(Extracts from a graphics dataset)
──────────────────────────────

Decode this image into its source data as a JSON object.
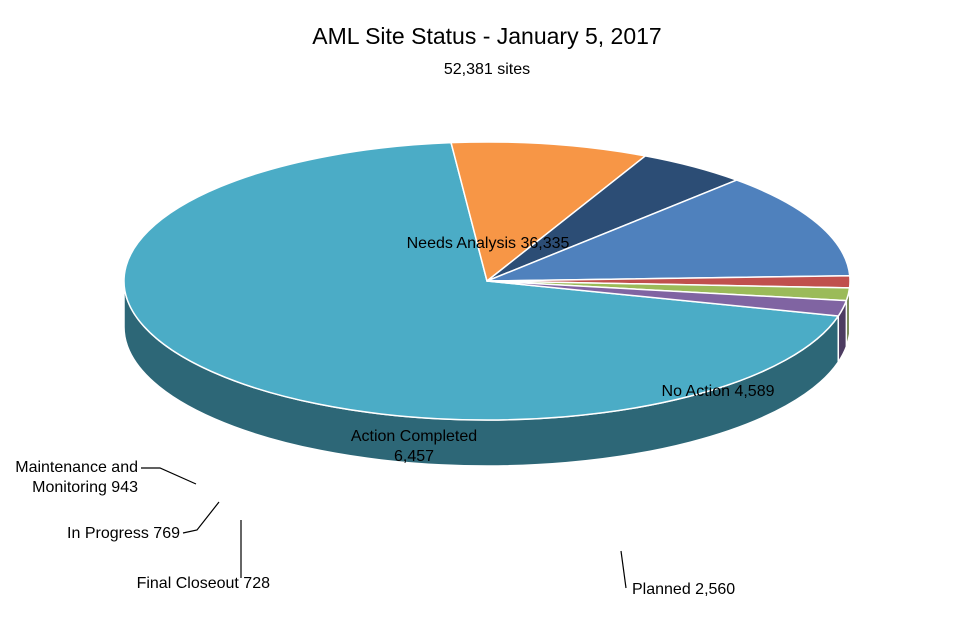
{
  "chart_data": {
    "type": "pie",
    "style": "3d",
    "title": "AML Site Status - January 5, 2017",
    "subtitle": "52,381 sites",
    "total": 52381,
    "slices": [
      {
        "name": "Needs Analysis",
        "value": 36335,
        "color": "#4BACC6",
        "label_lines": [
          "Needs Analysis 36,335"
        ]
      },
      {
        "name": "No Action",
        "value": 4589,
        "color": "#F79646",
        "label_lines": [
          "No Action 4,589"
        ]
      },
      {
        "name": "Planned",
        "value": 2560,
        "color": "#2C4D75",
        "label_lines": [
          "Planned 2,560"
        ]
      },
      {
        "name": "Action Completed",
        "value": 6457,
        "color": "#4F81BD",
        "label_lines": [
          "Action Completed",
          "6,457"
        ]
      },
      {
        "name": "Final Closeout",
        "value": 728,
        "color": "#C0504D",
        "label_lines": [
          "Final Closeout 728"
        ]
      },
      {
        "name": "In Progress",
        "value": 769,
        "color": "#9BBB59",
        "label_lines": [
          "In Progress 769"
        ]
      },
      {
        "name": "Maintenance and Monitoring",
        "value": 943,
        "color": "#8064A2",
        "label_lines": [
          "Maintenance and",
          "Monitoring 943"
        ]
      }
    ],
    "legend": "none"
  }
}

──────────────────────────────

- _WHAT IS NEEDED_
From the entries above, copy every line that holds the word "Action".

- _ANSWER IN FULL_
        "name": "No Action",
          "No Action 4,589"
        "name": "Action Completed",
          "Action Completed",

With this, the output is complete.